Which lines below hold the word "init"? Report each one.

[Data entries]
########################################

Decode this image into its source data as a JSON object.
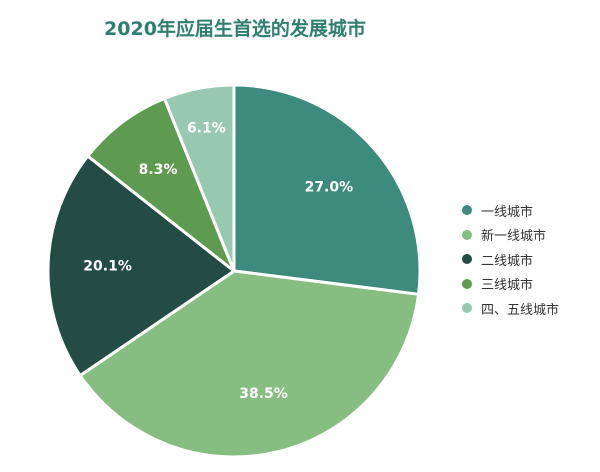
{
  "chart_data": {
    "type": "pie",
    "title": "2020年应届生首选的发展城市",
    "categories": [
      "一线城市",
      "新一线城市",
      "二线城市",
      "三线城市",
      "四、五线城市"
    ],
    "values": [
      27.0,
      38.5,
      20.1,
      8.3,
      6.1
    ],
    "value_labels": [
      "27.0%",
      "38.5%",
      "20.1%",
      "8.3%",
      "6.1%"
    ],
    "colors": [
      "#3c8b7c",
      "#86bd80",
      "#234c45",
      "#5e9a50",
      "#98c9b0"
    ],
    "label_colors": [
      "#ffffff",
      "#ffffff",
      "#ffffff",
      "#ffffff",
      "#ffffff"
    ],
    "start_angle_deg": 0,
    "direction": "clockwise",
    "legend_position": "right"
  }
}
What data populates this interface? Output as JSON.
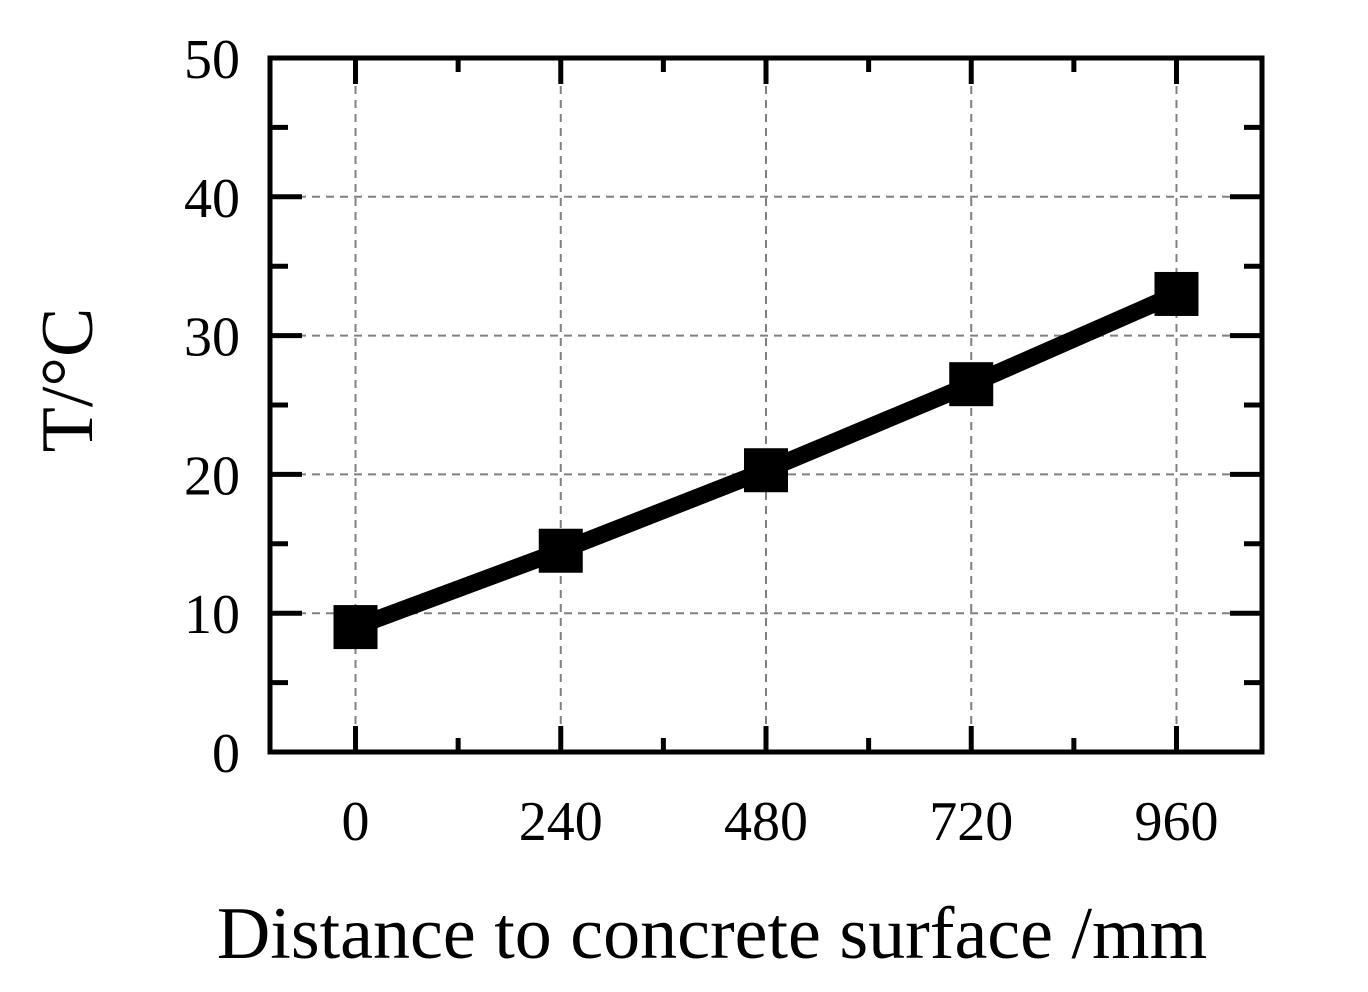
{
  "chart_data": {
    "type": "line",
    "title": "",
    "xlabel": "Distance to concrete  surface /mm",
    "ylabel": "T/°C",
    "x": [
      0,
      240,
      480,
      720,
      960
    ],
    "x_tick_labels": [
      "0",
      "240",
      "480",
      "720",
      "960"
    ],
    "y_tick_labels": [
      "0",
      "10",
      "20",
      "30",
      "40",
      "50"
    ],
    "xlim": [
      -100,
      1060
    ],
    "ylim": [
      0,
      50
    ],
    "grid": true,
    "series": [
      {
        "values": [
          9.0,
          14.5,
          20.3,
          26.5,
          33.0
        ]
      }
    ],
    "colors": {
      "line": "#000000",
      "marker": "#000000",
      "grid": "#808080"
    }
  }
}
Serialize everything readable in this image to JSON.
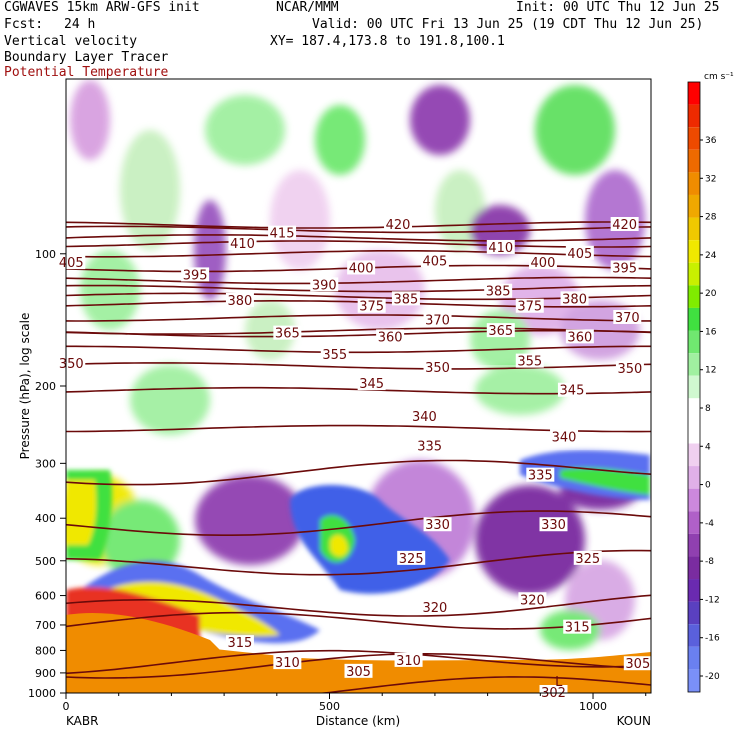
{
  "header": {
    "model": "CGWAVES 15km ARW-GFS init",
    "org": "NCAR/MMM",
    "init": "Init: 00 UTC Thu 12 Jun 25",
    "fcst_label": "Fcst:",
    "fcst_value": "24 h",
    "valid": "Valid: 00 UTC Fri 13 Jun 25 (19 CDT Thu 12 Jun 25)",
    "field1": "Vertical velocity",
    "field2": "Boundary Layer Tracer",
    "field3": "Potential Temperature",
    "xy": "XY= 187.4,173.8 to 191.8,100.1"
  },
  "colors": {
    "theta_contour": "#6b0a0a",
    "tracer_fill": "#f08c00"
  },
  "chart_data": {
    "type": "heatmap",
    "xlabel": "Distance (km)",
    "ylabel": "Pressure (hPa), log scale",
    "x_ticks": [
      0,
      500,
      1000
    ],
    "xlim": [
      0,
      1110
    ],
    "ylim": [
      1000,
      40
    ],
    "y_scale": "log",
    "y_ticks": [
      100,
      200,
      300,
      400,
      500,
      600,
      700,
      800,
      900,
      1000
    ],
    "x_endpoints": {
      "left": "KABR",
      "right": "KOUN"
    },
    "colorbar": {
      "units": "cm s⁻¹",
      "labels": [
        36,
        32,
        28,
        24,
        20,
        16,
        12,
        8,
        4,
        0,
        -4,
        -8,
        -12,
        -16,
        -20
      ],
      "colors": [
        "#ff0000",
        "#ee2a00",
        "#ee4a00",
        "#ee6a00",
        "#f08c00",
        "#f0a800",
        "#f0c800",
        "#f0e800",
        "#c8f000",
        "#80ec00",
        "#40e040",
        "#70e870",
        "#a0f0a0",
        "#d0f8d0",
        "#ffffff",
        "#ffffff",
        "#f0d0f0",
        "#e0b0e8",
        "#cc88dd",
        "#b060c8",
        "#9040b0",
        "#7a2ca0",
        "#6a2ab0",
        "#5a40c0",
        "#5a60dc",
        "#6a80f0",
        "#7a90f8"
      ]
    },
    "theta_contours": [
      {
        "value": 302,
        "p": 1000
      },
      {
        "value": 305,
        "p": 880
      },
      {
        "value": 310,
        "p": 860
      },
      {
        "value": 315,
        "p": 700
      },
      {
        "value": 320,
        "p": 650
      },
      {
        "value": 325,
        "p": 520
      },
      {
        "value": 330,
        "p": 420
      },
      {
        "value": 335,
        "p": 320
      },
      {
        "value": 340,
        "p": 250
      },
      {
        "value": 345,
        "p": 205
      },
      {
        "value": 350,
        "p": 180
      },
      {
        "value": 355,
        "p": 165
      },
      {
        "value": 360,
        "p": 152
      },
      {
        "value": 365,
        "p": 150
      },
      {
        "value": 370,
        "p": 140
      },
      {
        "value": 375,
        "p": 130
      },
      {
        "value": 380,
        "p": 125
      },
      {
        "value": 385,
        "p": 120
      },
      {
        "value": 390,
        "p": 115
      },
      {
        "value": 395,
        "p": 108
      },
      {
        "value": 400,
        "p": 100
      },
      {
        "value": 405,
        "p": 95
      },
      {
        "value": 410,
        "p": 92
      },
      {
        "value": 415,
        "p": 88
      },
      {
        "value": 420,
        "p": 86
      }
    ],
    "theta_labels": [
      {
        "text": "405",
        "x": 10,
        "p": 105
      },
      {
        "text": "410",
        "x": 335,
        "p": 95
      },
      {
        "text": "415",
        "x": 410,
        "p": 90
      },
      {
        "text": "420",
        "x": 630,
        "p": 86
      },
      {
        "text": "420",
        "x": 1060,
        "p": 86
      },
      {
        "text": "395",
        "x": 245,
        "p": 112
      },
      {
        "text": "390",
        "x": 490,
        "p": 118
      },
      {
        "text": "400",
        "x": 560,
        "p": 108
      },
      {
        "text": "405",
        "x": 700,
        "p": 104
      },
      {
        "text": "410",
        "x": 825,
        "p": 97
      },
      {
        "text": "400",
        "x": 905,
        "p": 105
      },
      {
        "text": "405",
        "x": 975,
        "p": 100
      },
      {
        "text": "395",
        "x": 1060,
        "p": 108
      },
      {
        "text": "380",
        "x": 330,
        "p": 128
      },
      {
        "text": "375",
        "x": 580,
        "p": 132
      },
      {
        "text": "385",
        "x": 645,
        "p": 127
      },
      {
        "text": "385",
        "x": 820,
        "p": 122
      },
      {
        "text": "370",
        "x": 705,
        "p": 142
      },
      {
        "text": "375",
        "x": 880,
        "p": 132
      },
      {
        "text": "380",
        "x": 965,
        "p": 127
      },
      {
        "text": "370",
        "x": 1065,
        "p": 140
      },
      {
        "text": "365",
        "x": 420,
        "p": 152
      },
      {
        "text": "360",
        "x": 615,
        "p": 155
      },
      {
        "text": "365",
        "x": 825,
        "p": 150
      },
      {
        "text": "360",
        "x": 975,
        "p": 155
      },
      {
        "text": "350",
        "x": 10,
        "p": 178
      },
      {
        "text": "355",
        "x": 510,
        "p": 170
      },
      {
        "text": "350",
        "x": 705,
        "p": 182
      },
      {
        "text": "355",
        "x": 880,
        "p": 176
      },
      {
        "text": "350",
        "x": 1070,
        "p": 183
      },
      {
        "text": "345",
        "x": 580,
        "p": 198
      },
      {
        "text": "345",
        "x": 960,
        "p": 205
      },
      {
        "text": "340",
        "x": 680,
        "p": 235
      },
      {
        "text": "340",
        "x": 945,
        "p": 262
      },
      {
        "text": "335",
        "x": 690,
        "p": 275
      },
      {
        "text": "335",
        "x": 900,
        "p": 320
      },
      {
        "text": "330",
        "x": 705,
        "p": 415
      },
      {
        "text": "330",
        "x": 925,
        "p": 415
      },
      {
        "text": "325",
        "x": 655,
        "p": 495
      },
      {
        "text": "325",
        "x": 990,
        "p": 495
      },
      {
        "text": "320",
        "x": 700,
        "p": 640
      },
      {
        "text": "320",
        "x": 885,
        "p": 615
      },
      {
        "text": "315",
        "x": 330,
        "p": 770
      },
      {
        "text": "315",
        "x": 970,
        "p": 710
      },
      {
        "text": "310",
        "x": 420,
        "p": 855
      },
      {
        "text": "310",
        "x": 650,
        "p": 845
      },
      {
        "text": "305",
        "x": 555,
        "p": 895
      },
      {
        "text": "305",
        "x": 1085,
        "p": 860
      },
      {
        "text": "302",
        "x": 925,
        "p": 1000
      }
    ],
    "low_marker": {
      "text": "L",
      "x": 935,
      "p": 965
    }
  }
}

########################################

#### EXERCISE RESPONSE:
    "model": "CGWAVES 15km ARW-GFS init",
    "init": "Init: 00 UTC Thu 12 Jun 25",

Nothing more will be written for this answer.